#### EXERCISE MATERIALS
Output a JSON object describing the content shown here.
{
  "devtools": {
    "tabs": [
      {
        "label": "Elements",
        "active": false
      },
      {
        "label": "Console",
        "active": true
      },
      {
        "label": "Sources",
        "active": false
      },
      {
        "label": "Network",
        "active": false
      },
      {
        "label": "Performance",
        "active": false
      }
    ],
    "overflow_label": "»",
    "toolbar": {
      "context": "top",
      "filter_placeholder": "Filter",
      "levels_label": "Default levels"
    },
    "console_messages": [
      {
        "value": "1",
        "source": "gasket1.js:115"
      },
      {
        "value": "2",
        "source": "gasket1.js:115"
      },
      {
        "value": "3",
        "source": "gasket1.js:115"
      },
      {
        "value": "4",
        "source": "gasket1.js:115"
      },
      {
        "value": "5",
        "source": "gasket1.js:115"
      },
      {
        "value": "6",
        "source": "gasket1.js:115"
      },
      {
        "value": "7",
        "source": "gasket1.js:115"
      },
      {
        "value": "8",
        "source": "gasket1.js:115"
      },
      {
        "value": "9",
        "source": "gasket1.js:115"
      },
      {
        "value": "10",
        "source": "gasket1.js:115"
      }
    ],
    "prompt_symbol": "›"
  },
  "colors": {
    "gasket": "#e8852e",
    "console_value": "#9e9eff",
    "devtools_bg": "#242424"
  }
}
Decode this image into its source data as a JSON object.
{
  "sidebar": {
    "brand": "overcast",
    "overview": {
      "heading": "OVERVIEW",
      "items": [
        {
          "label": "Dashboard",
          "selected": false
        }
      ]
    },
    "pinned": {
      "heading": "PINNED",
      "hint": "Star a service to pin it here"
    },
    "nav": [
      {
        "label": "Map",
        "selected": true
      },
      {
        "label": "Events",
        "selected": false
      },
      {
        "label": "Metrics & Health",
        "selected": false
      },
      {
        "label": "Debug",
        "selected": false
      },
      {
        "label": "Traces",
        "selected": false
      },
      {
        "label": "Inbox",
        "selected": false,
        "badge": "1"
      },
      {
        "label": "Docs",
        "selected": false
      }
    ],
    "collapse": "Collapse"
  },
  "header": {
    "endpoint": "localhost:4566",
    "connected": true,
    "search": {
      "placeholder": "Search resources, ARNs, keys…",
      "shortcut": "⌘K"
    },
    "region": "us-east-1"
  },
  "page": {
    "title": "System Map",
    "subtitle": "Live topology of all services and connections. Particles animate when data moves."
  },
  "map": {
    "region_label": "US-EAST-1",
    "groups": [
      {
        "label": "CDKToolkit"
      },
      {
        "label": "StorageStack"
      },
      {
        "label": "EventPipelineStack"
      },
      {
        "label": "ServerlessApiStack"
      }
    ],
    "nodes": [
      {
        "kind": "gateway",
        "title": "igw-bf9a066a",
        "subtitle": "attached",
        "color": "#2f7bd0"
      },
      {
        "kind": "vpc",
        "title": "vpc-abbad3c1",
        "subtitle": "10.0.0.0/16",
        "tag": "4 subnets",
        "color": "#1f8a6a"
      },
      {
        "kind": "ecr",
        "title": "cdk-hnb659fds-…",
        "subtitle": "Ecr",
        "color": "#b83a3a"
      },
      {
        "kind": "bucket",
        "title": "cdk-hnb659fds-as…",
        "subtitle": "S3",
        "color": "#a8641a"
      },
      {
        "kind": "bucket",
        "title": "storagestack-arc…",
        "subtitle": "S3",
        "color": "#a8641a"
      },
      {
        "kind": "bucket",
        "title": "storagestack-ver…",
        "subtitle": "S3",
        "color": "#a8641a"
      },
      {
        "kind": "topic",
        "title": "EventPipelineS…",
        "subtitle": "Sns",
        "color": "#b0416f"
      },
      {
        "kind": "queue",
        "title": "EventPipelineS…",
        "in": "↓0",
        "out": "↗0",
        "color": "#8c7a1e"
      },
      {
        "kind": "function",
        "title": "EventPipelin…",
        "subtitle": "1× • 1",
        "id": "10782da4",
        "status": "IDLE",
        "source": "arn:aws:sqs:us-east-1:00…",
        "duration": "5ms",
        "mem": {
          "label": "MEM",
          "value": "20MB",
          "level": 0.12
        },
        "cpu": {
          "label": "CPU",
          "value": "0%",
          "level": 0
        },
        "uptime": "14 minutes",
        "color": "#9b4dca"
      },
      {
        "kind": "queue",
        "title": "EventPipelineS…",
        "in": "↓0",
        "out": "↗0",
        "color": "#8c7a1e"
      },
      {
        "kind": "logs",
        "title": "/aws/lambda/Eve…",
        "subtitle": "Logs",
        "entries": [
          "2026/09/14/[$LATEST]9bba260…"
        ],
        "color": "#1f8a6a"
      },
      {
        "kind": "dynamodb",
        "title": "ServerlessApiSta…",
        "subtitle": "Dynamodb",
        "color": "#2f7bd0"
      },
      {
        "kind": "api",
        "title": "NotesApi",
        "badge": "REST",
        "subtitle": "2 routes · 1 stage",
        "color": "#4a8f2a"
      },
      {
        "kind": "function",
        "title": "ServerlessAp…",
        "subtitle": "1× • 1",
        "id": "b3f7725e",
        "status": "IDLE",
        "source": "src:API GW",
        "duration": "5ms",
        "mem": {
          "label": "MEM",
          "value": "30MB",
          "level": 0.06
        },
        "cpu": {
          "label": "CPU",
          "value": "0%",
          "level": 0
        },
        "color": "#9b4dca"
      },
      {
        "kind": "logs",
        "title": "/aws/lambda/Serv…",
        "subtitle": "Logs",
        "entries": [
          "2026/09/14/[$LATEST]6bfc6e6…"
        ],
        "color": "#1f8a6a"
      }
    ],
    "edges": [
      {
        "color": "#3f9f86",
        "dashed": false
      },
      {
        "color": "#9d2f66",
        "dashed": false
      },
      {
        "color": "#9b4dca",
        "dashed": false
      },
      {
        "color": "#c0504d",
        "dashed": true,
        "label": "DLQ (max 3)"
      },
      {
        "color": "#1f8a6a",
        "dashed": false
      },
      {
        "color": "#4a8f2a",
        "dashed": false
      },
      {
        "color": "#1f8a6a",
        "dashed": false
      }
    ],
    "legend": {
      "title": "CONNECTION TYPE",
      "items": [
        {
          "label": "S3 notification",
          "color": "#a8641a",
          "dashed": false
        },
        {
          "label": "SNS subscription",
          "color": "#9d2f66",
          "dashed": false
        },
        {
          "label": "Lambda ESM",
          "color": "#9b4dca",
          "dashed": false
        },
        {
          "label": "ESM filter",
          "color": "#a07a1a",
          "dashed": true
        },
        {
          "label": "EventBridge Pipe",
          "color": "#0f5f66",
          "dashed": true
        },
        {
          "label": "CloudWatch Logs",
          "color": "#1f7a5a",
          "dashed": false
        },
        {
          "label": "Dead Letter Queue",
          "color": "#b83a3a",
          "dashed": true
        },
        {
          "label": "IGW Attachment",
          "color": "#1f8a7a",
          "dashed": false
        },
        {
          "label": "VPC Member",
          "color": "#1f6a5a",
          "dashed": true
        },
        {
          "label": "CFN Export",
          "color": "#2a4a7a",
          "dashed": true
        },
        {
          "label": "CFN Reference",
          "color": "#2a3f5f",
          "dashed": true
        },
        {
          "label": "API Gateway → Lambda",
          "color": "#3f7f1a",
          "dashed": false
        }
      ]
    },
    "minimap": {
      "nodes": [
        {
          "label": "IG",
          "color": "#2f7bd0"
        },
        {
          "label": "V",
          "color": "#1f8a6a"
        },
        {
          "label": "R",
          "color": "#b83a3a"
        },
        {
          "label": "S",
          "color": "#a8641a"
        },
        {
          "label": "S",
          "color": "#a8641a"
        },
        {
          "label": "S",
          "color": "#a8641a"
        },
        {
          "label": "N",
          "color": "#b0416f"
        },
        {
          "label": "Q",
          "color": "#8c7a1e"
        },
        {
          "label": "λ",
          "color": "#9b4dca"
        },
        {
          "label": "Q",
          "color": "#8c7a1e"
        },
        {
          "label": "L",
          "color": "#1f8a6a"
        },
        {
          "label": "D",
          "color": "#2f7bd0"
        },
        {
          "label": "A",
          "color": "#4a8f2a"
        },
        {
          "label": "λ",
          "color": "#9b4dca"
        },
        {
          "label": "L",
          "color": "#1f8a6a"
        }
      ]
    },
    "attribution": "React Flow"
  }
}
########
## WHAT THE TASK ASKS
Which lines above hold the word "JSON"? Copy each of them.

## RESULT BELOW
Output a JSON object describing the content shown here.
Decode this image into its source data as a JSON object.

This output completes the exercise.